+++ The records +++
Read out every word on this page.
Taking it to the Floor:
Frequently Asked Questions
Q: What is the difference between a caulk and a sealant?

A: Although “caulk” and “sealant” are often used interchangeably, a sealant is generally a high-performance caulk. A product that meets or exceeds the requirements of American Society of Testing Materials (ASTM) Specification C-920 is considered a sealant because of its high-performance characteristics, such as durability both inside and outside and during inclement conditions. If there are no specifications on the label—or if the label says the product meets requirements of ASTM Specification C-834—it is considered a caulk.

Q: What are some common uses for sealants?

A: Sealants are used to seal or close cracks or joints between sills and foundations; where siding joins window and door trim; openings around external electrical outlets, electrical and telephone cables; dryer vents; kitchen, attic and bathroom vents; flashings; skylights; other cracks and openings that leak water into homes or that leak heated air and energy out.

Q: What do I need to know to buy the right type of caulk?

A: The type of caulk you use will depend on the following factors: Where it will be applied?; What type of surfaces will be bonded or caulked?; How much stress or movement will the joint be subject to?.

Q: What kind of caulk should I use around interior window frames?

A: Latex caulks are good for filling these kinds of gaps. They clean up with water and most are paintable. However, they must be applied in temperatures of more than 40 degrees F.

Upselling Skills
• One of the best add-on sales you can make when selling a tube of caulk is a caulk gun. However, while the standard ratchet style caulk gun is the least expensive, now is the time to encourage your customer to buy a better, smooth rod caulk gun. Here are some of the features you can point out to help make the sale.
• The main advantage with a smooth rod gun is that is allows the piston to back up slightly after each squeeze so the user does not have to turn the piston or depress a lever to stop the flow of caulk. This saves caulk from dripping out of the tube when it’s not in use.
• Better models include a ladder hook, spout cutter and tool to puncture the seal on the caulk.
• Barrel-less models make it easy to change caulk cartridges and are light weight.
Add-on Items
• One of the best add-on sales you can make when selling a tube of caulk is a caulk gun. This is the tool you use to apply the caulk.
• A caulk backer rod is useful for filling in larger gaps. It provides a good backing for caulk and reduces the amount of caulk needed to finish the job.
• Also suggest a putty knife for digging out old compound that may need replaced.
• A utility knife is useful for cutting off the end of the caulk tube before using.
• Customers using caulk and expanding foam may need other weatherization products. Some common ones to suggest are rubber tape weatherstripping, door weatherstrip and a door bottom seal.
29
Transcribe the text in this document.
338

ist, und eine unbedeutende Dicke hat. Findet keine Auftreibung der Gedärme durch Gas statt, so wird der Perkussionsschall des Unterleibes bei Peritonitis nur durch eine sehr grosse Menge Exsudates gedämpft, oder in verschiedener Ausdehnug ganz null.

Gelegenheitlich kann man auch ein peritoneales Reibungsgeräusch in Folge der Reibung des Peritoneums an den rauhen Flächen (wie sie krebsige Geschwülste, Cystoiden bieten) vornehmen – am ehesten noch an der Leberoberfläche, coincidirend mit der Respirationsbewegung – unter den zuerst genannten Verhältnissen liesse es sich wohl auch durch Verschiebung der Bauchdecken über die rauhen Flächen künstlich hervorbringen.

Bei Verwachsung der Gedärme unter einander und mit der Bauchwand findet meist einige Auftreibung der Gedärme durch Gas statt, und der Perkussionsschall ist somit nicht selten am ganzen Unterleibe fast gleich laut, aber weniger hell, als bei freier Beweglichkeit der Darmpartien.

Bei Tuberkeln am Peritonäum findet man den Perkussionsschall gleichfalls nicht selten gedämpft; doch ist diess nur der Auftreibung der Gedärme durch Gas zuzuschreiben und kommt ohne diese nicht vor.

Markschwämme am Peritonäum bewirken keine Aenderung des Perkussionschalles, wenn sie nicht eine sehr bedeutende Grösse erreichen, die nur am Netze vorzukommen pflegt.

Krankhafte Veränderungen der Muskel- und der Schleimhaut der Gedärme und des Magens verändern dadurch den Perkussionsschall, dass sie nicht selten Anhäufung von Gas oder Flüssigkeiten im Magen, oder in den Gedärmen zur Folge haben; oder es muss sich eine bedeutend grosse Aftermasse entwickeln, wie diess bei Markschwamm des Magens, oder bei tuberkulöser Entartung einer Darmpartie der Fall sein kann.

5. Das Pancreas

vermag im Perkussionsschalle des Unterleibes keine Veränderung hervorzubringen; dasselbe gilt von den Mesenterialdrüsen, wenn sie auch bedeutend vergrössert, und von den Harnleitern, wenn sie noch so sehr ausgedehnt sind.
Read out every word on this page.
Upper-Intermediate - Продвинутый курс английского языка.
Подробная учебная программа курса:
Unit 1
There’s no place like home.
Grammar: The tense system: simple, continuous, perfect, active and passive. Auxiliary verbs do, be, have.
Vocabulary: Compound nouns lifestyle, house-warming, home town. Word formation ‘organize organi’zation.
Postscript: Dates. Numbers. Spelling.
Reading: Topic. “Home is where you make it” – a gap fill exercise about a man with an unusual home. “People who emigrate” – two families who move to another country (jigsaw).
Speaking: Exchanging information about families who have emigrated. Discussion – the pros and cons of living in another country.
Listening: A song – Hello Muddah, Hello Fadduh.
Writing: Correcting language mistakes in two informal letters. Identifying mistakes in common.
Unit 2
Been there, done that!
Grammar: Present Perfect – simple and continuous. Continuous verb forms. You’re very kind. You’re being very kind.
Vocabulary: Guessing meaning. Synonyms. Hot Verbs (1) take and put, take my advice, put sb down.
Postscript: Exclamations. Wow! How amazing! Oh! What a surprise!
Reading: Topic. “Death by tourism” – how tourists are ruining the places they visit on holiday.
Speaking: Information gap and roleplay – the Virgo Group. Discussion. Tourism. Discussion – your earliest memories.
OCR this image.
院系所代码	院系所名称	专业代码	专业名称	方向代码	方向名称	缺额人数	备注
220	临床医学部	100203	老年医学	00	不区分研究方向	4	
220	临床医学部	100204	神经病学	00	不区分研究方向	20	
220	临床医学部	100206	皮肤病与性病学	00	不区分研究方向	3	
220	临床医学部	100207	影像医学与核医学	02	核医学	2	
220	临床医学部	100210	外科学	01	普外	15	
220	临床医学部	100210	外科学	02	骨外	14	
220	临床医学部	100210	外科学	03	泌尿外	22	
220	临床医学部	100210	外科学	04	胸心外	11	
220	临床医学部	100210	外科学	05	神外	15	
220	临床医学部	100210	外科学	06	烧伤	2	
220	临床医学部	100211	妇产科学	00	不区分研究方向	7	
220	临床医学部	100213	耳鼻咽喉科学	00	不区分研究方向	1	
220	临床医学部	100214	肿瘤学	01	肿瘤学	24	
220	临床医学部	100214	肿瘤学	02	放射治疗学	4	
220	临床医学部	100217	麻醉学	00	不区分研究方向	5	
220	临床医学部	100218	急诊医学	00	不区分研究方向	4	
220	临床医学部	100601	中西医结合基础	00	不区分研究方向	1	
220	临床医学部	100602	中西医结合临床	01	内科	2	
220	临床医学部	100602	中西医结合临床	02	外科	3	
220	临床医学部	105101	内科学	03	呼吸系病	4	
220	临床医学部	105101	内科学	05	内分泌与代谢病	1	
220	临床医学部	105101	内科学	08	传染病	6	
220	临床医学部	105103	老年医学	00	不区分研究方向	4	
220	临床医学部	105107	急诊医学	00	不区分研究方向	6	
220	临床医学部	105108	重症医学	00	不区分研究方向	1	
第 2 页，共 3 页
+++
Exercise objective -> Repeat the records above exactly as they appear.

Full solution ->
Read out every word on this page.
Taking it to the Floor:
Frequently Asked Questions
Q: What is the difference between a caulk and a sealant?

A: Although “caulk” and “sealant” are often used interchangeably, a sealant is generally a high-performance caulk. A product that meets or exceeds the requirements of American Society of Testing Materials (ASTM) Specification C-920 is considered a sealant because of its high-performance characteristics, such as durability both inside and outside and during inclement conditions. If there are no specifications on the label—or if the label says the product meets requirements of ASTM Specification C-834—it is considered a caulk.

Q: What are some common uses for sealants?

A: Sealants are used to seal or close cracks or joints between sills and foundations; where siding joins window and door trim; openings around external electrical outlets, electrical and telephone cables; dryer vents; kitchen, attic and bathroom vents; flashings; skylights; other cracks and openings that leak water into homes or that leak heated air and energy out.

Q: What do I need to know to buy the right type of caulk?

A: The type of caulk you use will depend on the following factors: Where it will be applied?; What type of surfaces will be bonded or caulked?; How much stress or movement will the joint be subject to?.

Q: What kind of caulk should I use around interior window frames?

A: Latex caulks are good for filling these kinds of gaps. They clean up with water and most are paintable. However, they must be applied in temperatures of more than 40 degrees F.

Upselling Skills
• One of the best add-on sales you can make when selling a tube of caulk is a caulk gun. However, while the standard ratchet style caulk gun is the least expensive, now is the time to encourage your customer to buy a better, smooth rod caulk gun. Here are some of the features you can point out to help make the sale.
• The main advantage with a smooth rod gun is that is allows the piston to back up slightly after each squeeze so the user does not have to turn the piston or depress a lever to stop the flow of caulk. This saves caulk from dripping out of the tube when it’s not in use.
• Better models include a ladder hook, spout cutter and tool to puncture the seal on the caulk.
• Barrel-less models make it easy to change caulk cartridges and are light weight.
Add-on Items
• One of the best add-on sales you can make when selling a tube of caulk is a caulk gun. This is the tool you use to apply the caulk.
• A caulk backer rod is useful for filling in larger gaps. It provides a good backing for caulk and reduces the amount of caulk needed to finish the job.
• Also suggest a putty knife for digging out old compound that may need replaced.
• A utility knife is useful for cutting off the end of the caulk tube before using.
• Customers using caulk and expanding foam may need other weatherization products. Some common ones to suggest are rubber tape weatherstripping, door weatherstrip and a door bottom seal.
29
Transcribe the text in this document.
338

ist, und eine unbedeutende Dicke hat. Findet keine Auftreibung der Gedärme durch Gas statt, so wird der Perkussionsschall des Unterleibes bei Peritonitis nur durch eine sehr grosse Menge Exsudates gedämpft, oder in verschiedener Ausdehnug ganz null.

Gelegenheitlich kann man auch ein peritoneales Reibungsgeräusch in Folge der Reibung des Peritoneums an den rauhen Flächen (wie sie krebsige Geschwülste, Cystoiden bieten) vornehmen – am ehesten noch an der Leberoberfläche, coincidirend mit der Respirationsbewegung – unter den zuerst genannten Verhältnissen liesse es sich wohl auch durch Verschiebung der Bauchdecken über die rauhen Flächen künstlich hervorbringen.

Bei Verwachsung der Gedärme unter einander und mit der Bauchwand findet meist einige Auftreibung der Gedärme durch Gas statt, und der Perkussionsschall ist somit nicht selten am ganzen Unterleibe fast gleich laut, aber weniger hell, als bei freier Beweglichkeit der Darmpartien.

Bei Tuberkeln am Peritonäum findet man den Perkussionsschall gleichfalls nicht selten gedämpft; doch ist diess nur der Auftreibung der Gedärme durch Gas zuzuschreiben und kommt ohne diese nicht vor.

Markschwämme am Peritonäum bewirken keine Aenderung des Perkussionschalles, wenn sie nicht eine sehr bedeutende Grösse erreichen, die nur am Netze vorzukommen pflegt.

Krankhafte Veränderungen der Muskel- und der Schleimhaut der Gedärme und des Magens verändern dadurch den Perkussionsschall, dass sie nicht selten Anhäufung von Gas oder Flüssigkeiten im Magen, oder in den Gedärmen zur Folge haben; oder es muss sich eine bedeutend grosse Aftermasse entwickeln, wie diess bei Markschwamm des Magens, oder bei tuberkulöser Entartung einer Darmpartie der Fall sein kann.

5. Das Pancreas

vermag im Perkussionsschalle des Unterleibes keine Veränderung hervorzubringen; dasselbe gilt von den Mesenterialdrüsen, wenn sie auch bedeutend vergrössert, und von den Harnleitern, wenn sie noch so sehr ausgedehnt sind.
Read out every word on this page.
Upper-Intermediate - Продвинутый курс английского языка.
Подробная учебная программа курса:
Unit 1
There’s no place like home.
Grammar: The tense system: simple, continuous, perfect, active and passive. Auxiliary verbs do, be, have.
Vocabulary: Compound nouns lifestyle, house-warming, home town. Word formation ‘organize organi’zation.
Postscript: Dates. Numbers. Spelling.
Reading: Topic. “Home is where you make it” – a gap fill exercise about a man with an unusual home. “People who emigrate” – two families who move to another country (jigsaw).
Speaking: Exchanging information about families who have emigrated. Discussion – the pros and cons of living in another country.
Listening: A song – Hello Muddah, Hello Fadduh.
Writing: Correcting language mistakes in two informal letters. Identifying mistakes in common.
Unit 2
Been there, done that!
Grammar: Present Perfect – simple and continuous. Continuous verb forms. You’re very kind. You’re being very kind.
Vocabulary: Guessing meaning. Synonyms. Hot Verbs (1) take and put, take my advice, put sb down.
Postscript: Exclamations. Wow! How amazing! Oh! What a surprise!
Reading: Topic. “Death by tourism” – how tourists are ruining the places they visit on holiday.
Speaking: Information gap and roleplay – the Virgo Group. Discussion. Tourism. Discussion – your earliest memories.
OCR this image.
院系所代码	院系所名称	专业代码	专业名称	方向代码	方向名称	缺额人数	备注
220	临床医学部	100203	老年医学	00	不区分研究方向	4	
220	临床医学部	100204	神经病学	00	不区分研究方向	20	
220	临床医学部	100206	皮肤病与性病学	00	不区分研究方向	3	
220	临床医学部	100207	影像医学与核医学	02	核医学	2	
220	临床医学部	100210	外科学	01	普外	15	
220	临床医学部	100210	外科学	02	骨外	14	
220	临床医学部	100210	外科学	03	泌尿外	22	
220	临床医学部	100210	外科学	04	胸心外	11	
220	临床医学部	100210	外科学	05	神外	15	
220	临床医学部	100210	外科学	06	烧伤	2	
220	临床医学部	100211	妇产科学	00	不区分研究方向	7	
220	临床医学部	100213	耳鼻咽喉科学	00	不区分研究方向	1	
220	临床医学部	100214	肿瘤学	01	肿瘤学	24	
220	临床医学部	100214	肿瘤学	02	放射治疗学	4	
220	临床医学部	100217	麻醉学	00	不区分研究方向	5	
220	临床医学部	100218	急诊医学	00	不区分研究方向	4	
220	临床医学部	100601	中西医结合基础	00	不区分研究方向	1	
220	临床医学部	100602	中西医结合临床	01	内科	2	
220	临床医学部	100602	中西医结合临床	02	外科	3	
220	临床医学部	105101	内科学	03	呼吸系病	4	
220	临床医学部	105101	内科学	05	内分泌与代谢病	1	
220	临床医学部	105101	内科学	08	传染病	6	
220	临床医学部	105103	老年医学	00	不区分研究方向	4	
220	临床医学部	105107	急诊医学	00	不区分研究方向	6	
220	临床医学部	105108	重症医学	00	不区分研究方向	1	
第 2 页，共 3 页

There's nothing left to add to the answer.